======== Entries shown

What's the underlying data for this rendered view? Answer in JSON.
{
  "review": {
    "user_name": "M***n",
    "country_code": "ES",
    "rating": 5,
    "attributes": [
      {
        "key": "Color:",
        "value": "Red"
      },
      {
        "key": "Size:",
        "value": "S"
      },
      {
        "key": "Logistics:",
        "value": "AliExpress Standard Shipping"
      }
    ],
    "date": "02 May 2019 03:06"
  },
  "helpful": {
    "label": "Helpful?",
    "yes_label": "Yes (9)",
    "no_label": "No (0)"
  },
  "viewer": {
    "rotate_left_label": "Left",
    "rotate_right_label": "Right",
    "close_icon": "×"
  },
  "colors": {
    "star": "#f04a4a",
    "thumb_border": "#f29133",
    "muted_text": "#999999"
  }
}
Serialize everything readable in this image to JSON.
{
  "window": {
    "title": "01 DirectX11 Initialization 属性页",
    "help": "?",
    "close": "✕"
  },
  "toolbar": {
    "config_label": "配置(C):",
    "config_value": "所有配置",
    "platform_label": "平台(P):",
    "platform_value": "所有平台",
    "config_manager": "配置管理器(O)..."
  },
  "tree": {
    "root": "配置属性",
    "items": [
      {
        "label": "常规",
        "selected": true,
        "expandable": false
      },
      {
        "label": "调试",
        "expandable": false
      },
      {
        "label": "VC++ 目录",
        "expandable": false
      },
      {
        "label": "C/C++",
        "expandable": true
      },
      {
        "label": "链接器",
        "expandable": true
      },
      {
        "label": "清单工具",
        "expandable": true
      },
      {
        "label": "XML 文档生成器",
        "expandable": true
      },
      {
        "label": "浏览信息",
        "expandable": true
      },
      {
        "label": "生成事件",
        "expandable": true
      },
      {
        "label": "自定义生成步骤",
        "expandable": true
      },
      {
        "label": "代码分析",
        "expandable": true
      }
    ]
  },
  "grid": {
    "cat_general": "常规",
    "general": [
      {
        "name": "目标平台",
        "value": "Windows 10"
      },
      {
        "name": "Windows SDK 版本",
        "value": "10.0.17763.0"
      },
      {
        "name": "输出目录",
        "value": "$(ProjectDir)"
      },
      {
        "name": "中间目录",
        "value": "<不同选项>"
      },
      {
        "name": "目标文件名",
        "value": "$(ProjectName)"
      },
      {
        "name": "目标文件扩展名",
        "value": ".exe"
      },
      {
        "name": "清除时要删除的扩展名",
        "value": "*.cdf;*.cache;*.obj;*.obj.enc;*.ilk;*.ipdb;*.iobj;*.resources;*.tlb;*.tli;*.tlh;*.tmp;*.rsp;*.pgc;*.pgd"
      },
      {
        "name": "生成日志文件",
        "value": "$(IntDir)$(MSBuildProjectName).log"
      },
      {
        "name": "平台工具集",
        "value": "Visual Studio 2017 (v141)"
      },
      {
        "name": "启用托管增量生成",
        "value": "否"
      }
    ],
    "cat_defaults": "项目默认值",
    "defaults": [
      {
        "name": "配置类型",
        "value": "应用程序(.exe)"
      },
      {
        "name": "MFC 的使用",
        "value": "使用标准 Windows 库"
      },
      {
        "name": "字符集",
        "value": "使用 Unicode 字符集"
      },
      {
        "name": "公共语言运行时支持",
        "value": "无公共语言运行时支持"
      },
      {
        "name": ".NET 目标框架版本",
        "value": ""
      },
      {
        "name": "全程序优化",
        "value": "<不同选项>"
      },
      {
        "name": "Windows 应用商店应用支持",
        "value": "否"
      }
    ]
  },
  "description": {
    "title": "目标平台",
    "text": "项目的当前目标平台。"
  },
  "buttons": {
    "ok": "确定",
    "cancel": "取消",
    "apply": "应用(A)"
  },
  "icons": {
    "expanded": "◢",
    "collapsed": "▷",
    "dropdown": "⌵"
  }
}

================

**Exercise brief**: Go through the records and gather the lines that hold "this".

**Complete output**:
What's the underlying data for this rendered view? Answer in JSON.
Serialize everything readable in this image to JSON.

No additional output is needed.